Exercise instructions
What follows is a block of records; reproduce all of it verbatim.
* START Data listing *
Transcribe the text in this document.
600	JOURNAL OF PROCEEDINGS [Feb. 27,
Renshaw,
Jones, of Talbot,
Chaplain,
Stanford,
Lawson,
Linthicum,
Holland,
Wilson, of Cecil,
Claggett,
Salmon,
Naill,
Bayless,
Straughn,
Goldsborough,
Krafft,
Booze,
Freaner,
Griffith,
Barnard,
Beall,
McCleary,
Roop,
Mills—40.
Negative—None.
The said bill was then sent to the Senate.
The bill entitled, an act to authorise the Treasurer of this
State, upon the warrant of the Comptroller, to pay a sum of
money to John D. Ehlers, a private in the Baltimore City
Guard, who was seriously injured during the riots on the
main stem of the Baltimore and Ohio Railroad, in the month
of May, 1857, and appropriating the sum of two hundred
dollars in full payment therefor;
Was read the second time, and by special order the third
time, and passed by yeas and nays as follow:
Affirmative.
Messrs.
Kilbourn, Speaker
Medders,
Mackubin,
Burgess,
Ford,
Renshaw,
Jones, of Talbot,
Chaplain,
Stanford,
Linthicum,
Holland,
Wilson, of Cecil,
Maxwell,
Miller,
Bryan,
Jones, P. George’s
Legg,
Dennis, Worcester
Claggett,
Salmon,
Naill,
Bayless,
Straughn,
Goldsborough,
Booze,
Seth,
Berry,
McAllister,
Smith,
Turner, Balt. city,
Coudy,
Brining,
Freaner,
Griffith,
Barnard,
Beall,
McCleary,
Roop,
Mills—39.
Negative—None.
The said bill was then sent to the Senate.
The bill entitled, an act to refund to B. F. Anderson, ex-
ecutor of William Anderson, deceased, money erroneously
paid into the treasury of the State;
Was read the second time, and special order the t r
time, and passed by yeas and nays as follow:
* END Data listing *
Full response
Transcribe the text in this document.
600	JOURNAL OF PROCEEDINGS [Feb. 27,
Renshaw,
Jones, of Talbot,
Chaplain,
Stanford,
Lawson,
Linthicum,
Holland,
Wilson, of Cecil,
Claggett,
Salmon,
Naill,
Bayless,
Straughn,
Goldsborough,
Krafft,
Booze,
Freaner,
Griffith,
Barnard,
Beall,
McCleary,
Roop,
Mills—40.
Negative—None.
The said bill was then sent to the Senate.
The bill entitled, an act to authorise the Treasurer of this
State, upon the warrant of the Comptroller, to pay a sum of
money to John D. Ehlers, a private in the Baltimore City
Guard, who was seriously injured during the riots on the
main stem of the Baltimore and Ohio Railroad, in the month
of May, 1857, and appropriating the sum of two hundred
dollars in full payment therefor;
Was read the second time, and by special order the third
time, and passed by yeas and nays as follow:
Affirmative.
Messrs.
Kilbourn, Speaker
Medders,
Mackubin,
Burgess,
Ford,
Renshaw,
Jones, of Talbot,
Chaplain,
Stanford,
Linthicum,
Holland,
Wilson, of Cecil,
Maxwell,
Miller,
Bryan,
Jones, P. George’s
Legg,
Dennis, Worcester
Claggett,
Salmon,
Naill,
Bayless,
Straughn,
Goldsborough,
Booze,
Seth,
Berry,
McAllister,
Smith,
Turner, Balt. city,
Coudy,
Brining,
Freaner,
Griffith,
Barnard,
Beall,
McCleary,
Roop,
Mills—39.
Negative—None.
The said bill was then sent to the Senate.
The bill entitled, an act to refund to B. F. Anderson, ex-
ecutor of William Anderson, deceased, money erroneously
paid into the treasury of the State;
Was read the second time, and special order the t r
time, and passed by yeas and nays as follow:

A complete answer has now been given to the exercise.